-- Excerpts from a figure dataset --
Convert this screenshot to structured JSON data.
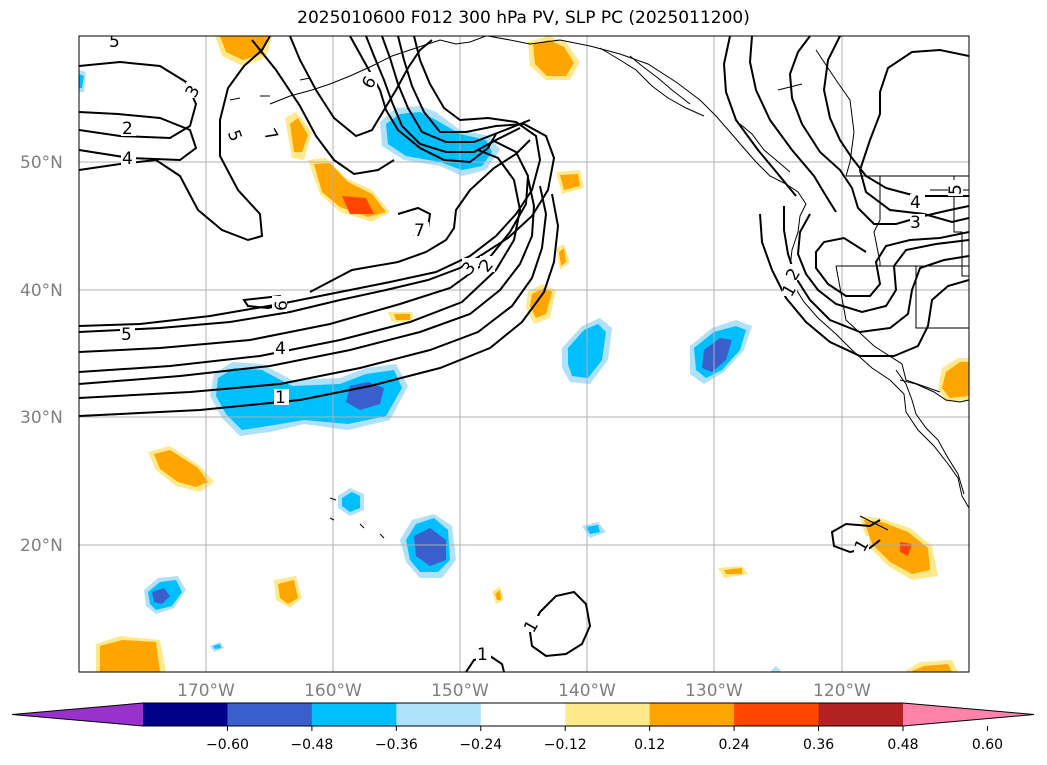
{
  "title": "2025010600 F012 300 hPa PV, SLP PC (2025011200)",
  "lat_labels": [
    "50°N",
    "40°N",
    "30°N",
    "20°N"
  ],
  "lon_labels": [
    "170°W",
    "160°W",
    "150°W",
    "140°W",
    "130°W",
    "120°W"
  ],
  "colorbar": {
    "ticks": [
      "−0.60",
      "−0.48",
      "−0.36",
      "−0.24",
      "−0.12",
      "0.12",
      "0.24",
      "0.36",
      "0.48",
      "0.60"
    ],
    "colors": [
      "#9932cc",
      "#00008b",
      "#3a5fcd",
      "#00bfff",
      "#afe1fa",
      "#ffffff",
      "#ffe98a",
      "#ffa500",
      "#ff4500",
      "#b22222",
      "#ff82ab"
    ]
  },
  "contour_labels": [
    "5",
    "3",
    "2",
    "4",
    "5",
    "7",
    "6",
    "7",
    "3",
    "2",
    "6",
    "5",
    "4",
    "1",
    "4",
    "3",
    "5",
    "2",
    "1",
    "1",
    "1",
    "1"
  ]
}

-- WHAT TO WORK ON --
Quote each line of the listing exactly, but leave the pictures out.

-- EXPECTED OUTPUT --
Convert this screenshot to structured JSON data.
{
  "title": "2025010600 F012 300 hPa PV, SLP PC (2025011200)",
  "lat_labels": [
    "50°N",
    "40°N",
    "30°N",
    "20°N"
  ],
  "lon_labels": [
    "170°W",
    "160°W",
    "150°W",
    "140°W",
    "130°W",
    "120°W"
  ],
  "colorbar": {
    "ticks": [
      "−0.60",
      "−0.48",
      "−0.36",
      "−0.24",
      "−0.12",
      "0.12",
      "0.24",
      "0.36",
      "0.48",
      "0.60"
    ],
    "colors": [
      "#9932cc",
      "#00008b",
      "#3a5fcd",
      "#00bfff",
      "#afe1fa",
      "#ffffff",
      "#ffe98a",
      "#ffa500",
      "#ff4500",
      "#b22222",
      "#ff82ab"
    ]
  },
  "contour_labels": [
    "5",
    "3",
    "2",
    "4",
    "5",
    "7",
    "6",
    "7",
    "3",
    "2",
    "6",
    "5",
    "4",
    "1",
    "4",
    "3",
    "5",
    "2",
    "1",
    "1",
    "1",
    "1"
  ]
}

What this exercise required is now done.